Aim of the exercise – Repeat, exactly and completely, the entries shown underneath.

--- BEGIN ---

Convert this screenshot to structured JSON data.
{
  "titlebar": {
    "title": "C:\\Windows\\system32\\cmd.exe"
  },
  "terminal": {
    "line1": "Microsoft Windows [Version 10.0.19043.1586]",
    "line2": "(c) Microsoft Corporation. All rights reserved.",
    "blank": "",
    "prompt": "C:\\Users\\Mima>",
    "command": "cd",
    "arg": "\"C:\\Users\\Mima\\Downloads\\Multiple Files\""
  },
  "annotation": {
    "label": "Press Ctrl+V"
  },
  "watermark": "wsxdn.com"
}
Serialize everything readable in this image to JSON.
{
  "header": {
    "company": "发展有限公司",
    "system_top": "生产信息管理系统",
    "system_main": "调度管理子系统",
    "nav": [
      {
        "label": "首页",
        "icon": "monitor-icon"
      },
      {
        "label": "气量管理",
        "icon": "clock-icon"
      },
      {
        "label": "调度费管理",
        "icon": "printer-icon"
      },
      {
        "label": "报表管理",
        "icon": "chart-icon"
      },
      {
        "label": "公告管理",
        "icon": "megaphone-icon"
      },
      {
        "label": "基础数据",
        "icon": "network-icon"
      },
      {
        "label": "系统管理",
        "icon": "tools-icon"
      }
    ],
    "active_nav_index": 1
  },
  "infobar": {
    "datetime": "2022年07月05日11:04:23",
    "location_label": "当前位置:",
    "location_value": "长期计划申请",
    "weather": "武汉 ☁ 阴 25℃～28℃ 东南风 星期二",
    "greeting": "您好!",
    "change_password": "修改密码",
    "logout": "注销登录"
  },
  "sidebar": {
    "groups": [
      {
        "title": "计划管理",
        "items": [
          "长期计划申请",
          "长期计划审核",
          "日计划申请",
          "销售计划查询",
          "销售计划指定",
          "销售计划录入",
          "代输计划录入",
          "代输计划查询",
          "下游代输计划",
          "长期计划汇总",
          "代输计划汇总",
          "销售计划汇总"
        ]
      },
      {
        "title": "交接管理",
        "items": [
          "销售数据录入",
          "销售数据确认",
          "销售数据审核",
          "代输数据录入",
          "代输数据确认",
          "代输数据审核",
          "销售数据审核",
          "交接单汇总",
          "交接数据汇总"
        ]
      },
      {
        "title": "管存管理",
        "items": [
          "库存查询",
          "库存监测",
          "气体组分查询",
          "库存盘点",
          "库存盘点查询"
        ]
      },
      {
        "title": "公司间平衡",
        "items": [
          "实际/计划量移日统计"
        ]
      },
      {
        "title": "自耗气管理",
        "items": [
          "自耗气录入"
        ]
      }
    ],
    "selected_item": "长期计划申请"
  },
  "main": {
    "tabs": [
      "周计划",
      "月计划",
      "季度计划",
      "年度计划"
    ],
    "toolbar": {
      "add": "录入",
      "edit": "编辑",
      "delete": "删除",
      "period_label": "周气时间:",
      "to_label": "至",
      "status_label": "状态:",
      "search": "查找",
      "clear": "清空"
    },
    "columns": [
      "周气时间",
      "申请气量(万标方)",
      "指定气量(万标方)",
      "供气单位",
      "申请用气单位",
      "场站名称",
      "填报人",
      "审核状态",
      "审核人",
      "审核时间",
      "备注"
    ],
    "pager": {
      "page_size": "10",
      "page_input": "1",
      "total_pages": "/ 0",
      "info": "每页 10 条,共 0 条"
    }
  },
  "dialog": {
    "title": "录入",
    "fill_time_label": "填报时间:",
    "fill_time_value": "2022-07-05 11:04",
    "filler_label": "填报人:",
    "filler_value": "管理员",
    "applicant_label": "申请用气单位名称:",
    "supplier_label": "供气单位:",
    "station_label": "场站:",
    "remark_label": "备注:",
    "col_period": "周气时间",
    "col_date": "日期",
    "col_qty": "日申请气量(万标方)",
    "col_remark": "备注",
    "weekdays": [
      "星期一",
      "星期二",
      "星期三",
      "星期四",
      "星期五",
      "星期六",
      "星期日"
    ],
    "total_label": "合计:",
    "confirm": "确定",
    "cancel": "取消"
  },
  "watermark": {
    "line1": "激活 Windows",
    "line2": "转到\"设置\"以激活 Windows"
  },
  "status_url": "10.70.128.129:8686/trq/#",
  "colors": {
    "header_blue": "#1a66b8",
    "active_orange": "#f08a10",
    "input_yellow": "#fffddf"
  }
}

--- END ---

Result for this task –
Convert this screenshot to structured JSON data.
{
  "titlebar": {
    "title": "C:\\Windows\\system32\\cmd.exe"
  },
  "terminal": {
    "line1": "Microsoft Windows [Version 10.0.19043.1586]",
    "line2": "(c) Microsoft Corporation. All rights reserved.",
    "blank": "",
    "prompt": "C:\\Users\\Mima>",
    "command": "cd",
    "arg": "\"C:\\Users\\Mima\\Downloads\\Multiple Files\""
  },
  "annotation": {
    "label": "Press Ctrl+V"
  },
  "watermark": "wsxdn.com"
}
Serialize everything readable in this image to JSON.
{
  "header": {
    "company": "发展有限公司",
    "system_top": "生产信息管理系统",
    "system_main": "调度管理子系统",
    "nav": [
      {
        "label": "首页",
        "icon": "monitor-icon"
      },
      {
        "label": "气量管理",
        "icon": "clock-icon"
      },
      {
        "label": "调度费管理",
        "icon": "printer-icon"
      },
      {
        "label": "报表管理",
        "icon": "chart-icon"
      },
      {
        "label": "公告管理",
        "icon": "megaphone-icon"
      },
      {
        "label": "基础数据",
        "icon": "network-icon"
      },
      {
        "label": "系统管理",
        "icon": "tools-icon"
      }
    ],
    "active_nav_index": 1
  },
  "infobar": {
    "datetime": "2022年07月05日11:04:23",
    "location_label": "当前位置:",
    "location_value": "长期计划申请",
    "weather": "武汉 ☁ 阴 25℃～28℃ 东南风 星期二",
    "greeting": "您好!",
    "change_password": "修改密码",
    "logout": "注销登录"
  },
  "sidebar": {
    "groups": [
      {
        "title": "计划管理",
        "items": [
          "长期计划申请",
          "长期计划审核",
          "日计划申请",
          "销售计划查询",
          "销售计划指定",
          "销售计划录入",
          "代输计划录入",
          "代输计划查询",
          "下游代输计划",
          "长期计划汇总",
          "代输计划汇总",
          "销售计划汇总"
        ]
      },
      {
        "title": "交接管理",
        "items": [
          "销售数据录入",
          "销售数据确认",
          "销售数据审核",
          "代输数据录入",
          "代输数据确认",
          "代输数据审核",
          "销售数据审核",
          "交接单汇总",
          "交接数据汇总"
        ]
      },
      {
        "title": "管存管理",
        "items": [
          "库存查询",
          "库存监测",
          "气体组分查询",
          "库存盘点",
          "库存盘点查询"
        ]
      },
      {
        "title": "公司间平衡",
        "items": [
          "实际/计划量移日统计"
        ]
      },
      {
        "title": "自耗气管理",
        "items": [
          "自耗气录入"
        ]
      }
    ],
    "selected_item": "长期计划申请"
  },
  "main": {
    "tabs": [
      "周计划",
      "月计划",
      "季度计划",
      "年度计划"
    ],
    "toolbar": {
      "add": "录入",
      "edit": "编辑",
      "delete": "删除",
      "period_label": "周气时间:",
      "to_label": "至",
      "status_label": "状态:",
      "search": "查找",
      "clear": "清空"
    },
    "columns": [
      "周气时间",
      "申请气量(万标方)",
      "指定气量(万标方)",
      "供气单位",
      "申请用气单位",
      "场站名称",
      "填报人",
      "审核状态",
      "审核人",
      "审核时间",
      "备注"
    ],
    "pager": {
      "page_size": "10",
      "page_input": "1",
      "total_pages": "/ 0",
      "info": "每页 10 条,共 0 条"
    }
  },
  "dialog": {
    "title": "录入",
    "fill_time_label": "填报时间:",
    "fill_time_value": "2022-07-05 11:04",
    "filler_label": "填报人:",
    "filler_value": "管理员",
    "applicant_label": "申请用气单位名称:",
    "supplier_label": "供气单位:",
    "station_label": "场站:",
    "remark_label": "备注:",
    "col_period": "周气时间",
    "col_date": "日期",
    "col_qty": "日申请气量(万标方)",
    "col_remark": "备注",
    "weekdays": [
      "星期一",
      "星期二",
      "星期三",
      "星期四",
      "星期五",
      "星期六",
      "星期日"
    ],
    "total_label": "合计:",
    "confirm": "确定",
    "cancel": "取消"
  },
  "watermark": {
    "line1": "激活 Windows",
    "line2": "转到\"设置\"以激活 Windows"
  },
  "status_url": "10.70.128.129:8686/trq/#",
  "colors": {
    "header_blue": "#1a66b8",
    "active_orange": "#f08a10",
    "input_yellow": "#fffddf"
  }
}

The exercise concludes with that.